Vorliegender Text
Junge Welt 27.10.2008 / Politisches Buch / Seite 15

Preis der Geopolitik

Haluk Gergers Untersuchung über die Türkei nach 1945 ist auf deutsch erschienen

Von Nick Brauns

In diesen Tagen feiert die Türkei ihren 85. Geburtstag. Der nach dem siegreichen Befreiungskrieg gegen die Entente auf den Trümmern des Osmanischen Reiches am 29. Oktober 1923 errichtete Staat sollte sich auf nationale Souveränität und Unabhängigkeit stützen, hatte Staatsgründer Mustafa Kemal Atatürk (1881–1938) verkündet. Dafür schlug die kemalistische Führung eine Entwicklungsdiktatur zur Förderung der türkischen Bourgeoisie ein. Die aber entwickelte sich nach 1945 zu einer Kompradorenklasse des US-Imperialismus und opferte die Souveränität des Landes.

»Dieses Buch handelt von der Geschichte einer Versklavung im Dienst des Imperialismus. Es ist die Geschichte der herrschenden Klassen, die sich auf das Erbe der historisch-strukturellen Krise stützten und nach dem Zweiten Weltkrieg auf ein Abenteuer einließen, das von Abhängigkeit und Zerstörung geprägt war«, schreibt der türkische Politikwissenschaftler Haluk Gerger in seiner Untersuchung »Die türkische Außenpolitik nach 1945«. Der als Marxist unter der Militärdiktatur 1982 von seinem Lehrstuhl verjagte Autor verfaßte sein jetzt endlich auf deutsch vorliegendes Buch bereits 1998 im Gefängnis, wo er wegen seines Eintretens für die Rechte der Kurden eine Haftstrafe verbüßen mußte. Das Buch wurde so »statt in der Finsternis der offiziellen Ideologie des Hochschulbetriebes, in der ›Freiheit‹ staatlicher Gefängnisse beendet«.

Akkumulationsmodell

Neben dem bereits als Brückenkopf des Imperialismus installierten Israel bot sich die Türkei im beginnenden Kalten Krieg dem Westen als Sprungbrett in den Nahen Osten und antikommunistischer Schutzwall an. Die türkische Führungsschicht hatte damals beschlossen, sich vollständig auf die militärisch-wirtschaftliche Hilfe des Westens zu verlassen. Denn nur dank ausländischer Hilfe konnte das Land mehr investieren und konsumieren, als es selbst zu produzieren in der Lage war. »Als Gegenleistung konnte die unvermögende Bourgeoisie nur eine einzige Gegenleistung anbieten, nämlich in den Konflikten des Kalten Krieges den Polizisten zu spielen.« So erkannte die Türkei als erstes muslimisches Land den Staat Israel an, trat 1952 der NATO bei, kämpfte im Koreakrieg und stellte sich gegen die Unabhängigkeitsbestrebungen der arabischen Völker.

(Datensätze der Elementboxen)

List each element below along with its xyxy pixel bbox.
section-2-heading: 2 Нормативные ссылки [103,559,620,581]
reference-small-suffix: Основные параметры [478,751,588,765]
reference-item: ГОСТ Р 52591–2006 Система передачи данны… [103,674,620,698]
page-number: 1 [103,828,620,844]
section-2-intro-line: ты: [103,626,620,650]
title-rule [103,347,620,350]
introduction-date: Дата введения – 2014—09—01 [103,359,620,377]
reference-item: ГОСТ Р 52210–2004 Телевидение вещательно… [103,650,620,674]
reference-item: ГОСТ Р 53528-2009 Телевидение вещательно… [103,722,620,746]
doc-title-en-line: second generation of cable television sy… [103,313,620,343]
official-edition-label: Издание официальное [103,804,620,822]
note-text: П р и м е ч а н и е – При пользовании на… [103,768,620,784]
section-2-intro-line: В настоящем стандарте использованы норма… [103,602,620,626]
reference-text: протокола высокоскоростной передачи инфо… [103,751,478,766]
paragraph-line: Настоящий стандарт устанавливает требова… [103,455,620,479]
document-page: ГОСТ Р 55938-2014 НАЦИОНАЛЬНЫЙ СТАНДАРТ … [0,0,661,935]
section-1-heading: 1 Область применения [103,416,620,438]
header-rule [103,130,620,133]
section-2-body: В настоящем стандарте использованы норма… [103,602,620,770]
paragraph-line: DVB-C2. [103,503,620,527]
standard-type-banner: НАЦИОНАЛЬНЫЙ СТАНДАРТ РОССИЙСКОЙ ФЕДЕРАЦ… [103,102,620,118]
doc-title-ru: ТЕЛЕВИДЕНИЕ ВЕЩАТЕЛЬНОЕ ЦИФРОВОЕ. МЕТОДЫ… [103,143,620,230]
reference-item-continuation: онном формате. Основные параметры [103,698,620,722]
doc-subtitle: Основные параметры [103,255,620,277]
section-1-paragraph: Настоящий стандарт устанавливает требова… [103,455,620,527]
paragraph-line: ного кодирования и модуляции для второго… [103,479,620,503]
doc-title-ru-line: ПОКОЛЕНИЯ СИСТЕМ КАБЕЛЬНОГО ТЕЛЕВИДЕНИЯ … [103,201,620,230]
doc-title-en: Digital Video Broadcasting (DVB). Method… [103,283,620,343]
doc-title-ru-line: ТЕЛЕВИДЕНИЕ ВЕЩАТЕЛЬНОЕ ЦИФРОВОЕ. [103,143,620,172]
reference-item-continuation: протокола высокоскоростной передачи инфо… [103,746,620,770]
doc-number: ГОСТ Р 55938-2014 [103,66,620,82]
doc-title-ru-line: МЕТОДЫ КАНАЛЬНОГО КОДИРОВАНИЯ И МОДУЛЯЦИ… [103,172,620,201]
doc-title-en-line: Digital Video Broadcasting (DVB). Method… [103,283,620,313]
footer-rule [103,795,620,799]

Aufgabenstellung
Gib aus der Buchbesprechung den Abschnitt wortgetreu aus, der mit den Worten "Preis der Geopolitik" einsetzt, und hör nach den Worten "Souveränität des Landes." auf.

Bearbeitete Aufgabe
Preis der Geopolitik

Haluk Gergers Untersuchung über die Türkei nach 1945 ist auf deutsch erschienen

Von Nick Brauns

In diesen Tagen feiert die Türkei ihren 85. Geburtstag. Der nach dem siegreichen Befreiungskrieg gegen die Entente auf den Trümmern des Osmanischen Reiches am 29. Oktober 1923 errichtete Staat sollte sich auf nationale Souveränität und Unabhängigkeit stützen, hatte Staatsgründer Mustafa Kemal Atatürk (1881–1938) verkündet. Dafür schlug die kemalistische Führung eine Entwicklungsdiktatur zur Förderung der türkischen Bourgeoisie ein. Die aber entwickelte sich nach 1945 zu einer Kompradorenklasse des US-Imperialismus und opferte die Souveränität des Landes.